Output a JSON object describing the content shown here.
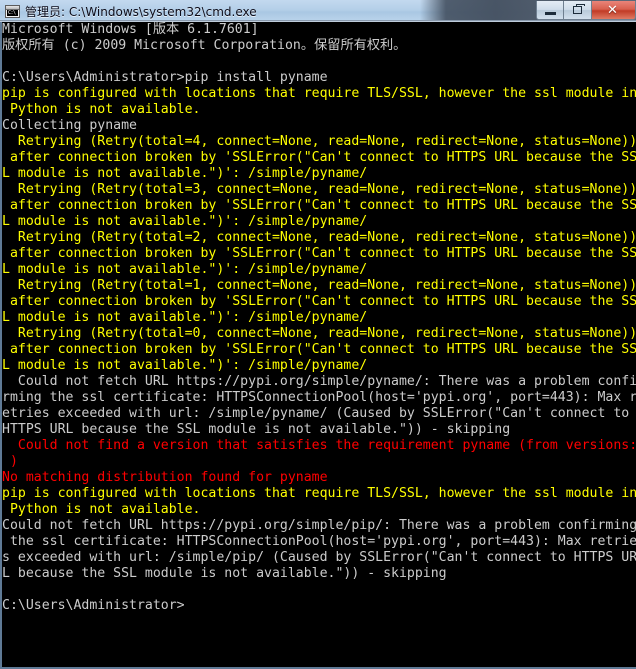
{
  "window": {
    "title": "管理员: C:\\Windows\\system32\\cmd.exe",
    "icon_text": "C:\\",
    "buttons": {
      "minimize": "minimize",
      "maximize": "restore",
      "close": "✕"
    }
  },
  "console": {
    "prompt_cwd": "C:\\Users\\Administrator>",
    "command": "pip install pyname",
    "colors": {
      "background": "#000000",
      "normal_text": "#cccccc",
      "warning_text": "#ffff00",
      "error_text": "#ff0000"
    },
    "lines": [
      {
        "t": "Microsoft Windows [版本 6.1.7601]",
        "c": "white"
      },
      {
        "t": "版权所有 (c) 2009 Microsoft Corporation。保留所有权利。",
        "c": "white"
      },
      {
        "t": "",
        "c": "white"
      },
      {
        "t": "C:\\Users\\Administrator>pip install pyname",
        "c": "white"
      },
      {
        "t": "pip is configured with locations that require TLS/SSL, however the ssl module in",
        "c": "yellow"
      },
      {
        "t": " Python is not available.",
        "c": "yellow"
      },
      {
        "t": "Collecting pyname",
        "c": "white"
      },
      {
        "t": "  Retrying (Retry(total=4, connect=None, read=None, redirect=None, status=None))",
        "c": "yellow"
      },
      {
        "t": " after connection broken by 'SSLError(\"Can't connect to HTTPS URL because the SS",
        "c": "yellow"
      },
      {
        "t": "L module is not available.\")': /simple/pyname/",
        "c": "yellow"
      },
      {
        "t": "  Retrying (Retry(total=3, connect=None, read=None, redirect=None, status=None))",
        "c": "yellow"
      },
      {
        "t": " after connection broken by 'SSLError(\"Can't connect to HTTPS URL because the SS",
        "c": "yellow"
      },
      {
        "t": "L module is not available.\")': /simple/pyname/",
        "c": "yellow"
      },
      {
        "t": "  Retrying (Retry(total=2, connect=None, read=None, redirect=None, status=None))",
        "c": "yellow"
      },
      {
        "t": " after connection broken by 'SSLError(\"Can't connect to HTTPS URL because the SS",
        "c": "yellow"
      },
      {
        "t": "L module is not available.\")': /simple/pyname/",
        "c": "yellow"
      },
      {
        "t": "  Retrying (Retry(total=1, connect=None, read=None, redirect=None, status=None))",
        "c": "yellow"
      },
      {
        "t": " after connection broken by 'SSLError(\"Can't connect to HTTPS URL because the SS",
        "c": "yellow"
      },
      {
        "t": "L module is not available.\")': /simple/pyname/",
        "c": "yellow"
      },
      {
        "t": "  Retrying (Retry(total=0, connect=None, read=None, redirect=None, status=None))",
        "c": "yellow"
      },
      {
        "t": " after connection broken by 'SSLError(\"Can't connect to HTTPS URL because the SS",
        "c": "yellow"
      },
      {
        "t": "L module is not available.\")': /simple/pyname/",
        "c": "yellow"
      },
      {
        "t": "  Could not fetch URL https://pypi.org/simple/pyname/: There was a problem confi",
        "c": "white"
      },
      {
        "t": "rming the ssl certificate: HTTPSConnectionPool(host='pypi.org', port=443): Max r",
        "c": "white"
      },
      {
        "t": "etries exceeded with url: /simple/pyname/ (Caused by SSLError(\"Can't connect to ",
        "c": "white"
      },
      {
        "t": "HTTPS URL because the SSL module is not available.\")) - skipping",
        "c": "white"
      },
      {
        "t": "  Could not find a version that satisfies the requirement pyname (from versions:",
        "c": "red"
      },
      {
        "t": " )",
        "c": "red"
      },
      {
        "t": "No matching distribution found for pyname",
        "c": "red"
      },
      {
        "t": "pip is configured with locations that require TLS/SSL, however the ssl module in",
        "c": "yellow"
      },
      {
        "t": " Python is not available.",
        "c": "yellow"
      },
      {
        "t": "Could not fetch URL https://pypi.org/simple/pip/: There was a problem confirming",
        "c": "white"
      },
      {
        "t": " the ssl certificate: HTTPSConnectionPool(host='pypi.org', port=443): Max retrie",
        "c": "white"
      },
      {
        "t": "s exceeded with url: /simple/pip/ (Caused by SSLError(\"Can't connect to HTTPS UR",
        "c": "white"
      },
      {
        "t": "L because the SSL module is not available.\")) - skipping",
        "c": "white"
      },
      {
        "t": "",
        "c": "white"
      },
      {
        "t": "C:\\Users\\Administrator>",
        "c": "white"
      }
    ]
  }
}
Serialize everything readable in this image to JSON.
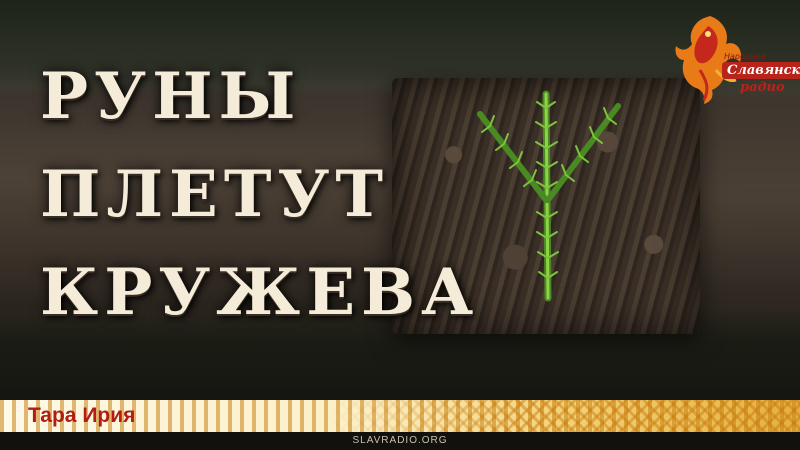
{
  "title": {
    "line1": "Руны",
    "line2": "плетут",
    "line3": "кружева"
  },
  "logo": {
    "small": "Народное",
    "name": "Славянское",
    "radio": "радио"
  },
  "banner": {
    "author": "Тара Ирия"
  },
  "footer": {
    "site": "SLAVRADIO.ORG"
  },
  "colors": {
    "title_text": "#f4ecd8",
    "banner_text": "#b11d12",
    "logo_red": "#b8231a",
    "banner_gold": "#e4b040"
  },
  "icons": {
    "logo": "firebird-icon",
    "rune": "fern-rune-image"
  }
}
-.-.-
● **Written exercise**:
Look above for the line containing "Serialize everything readable"; output that line and all lines after it through the last one exactly, without the pictures.

● **In response**:
Serialize everything readable in this image to JSON.
{
  "title": {
    "line1": "Руны",
    "line2": "плетут",
    "line3": "кружева"
  },
  "logo": {
    "small": "Народное",
    "name": "Славянское",
    "radio": "радио"
  },
  "banner": {
    "author": "Тара Ирия"
  },
  "footer": {
    "site": "SLAVRADIO.ORG"
  },
  "colors": {
    "title_text": "#f4ecd8",
    "banner_text": "#b11d12",
    "logo_red": "#b8231a",
    "banner_gold": "#e4b040"
  },
  "icons": {
    "logo": "firebird-icon",
    "rune": "fern-rune-image"
  }
}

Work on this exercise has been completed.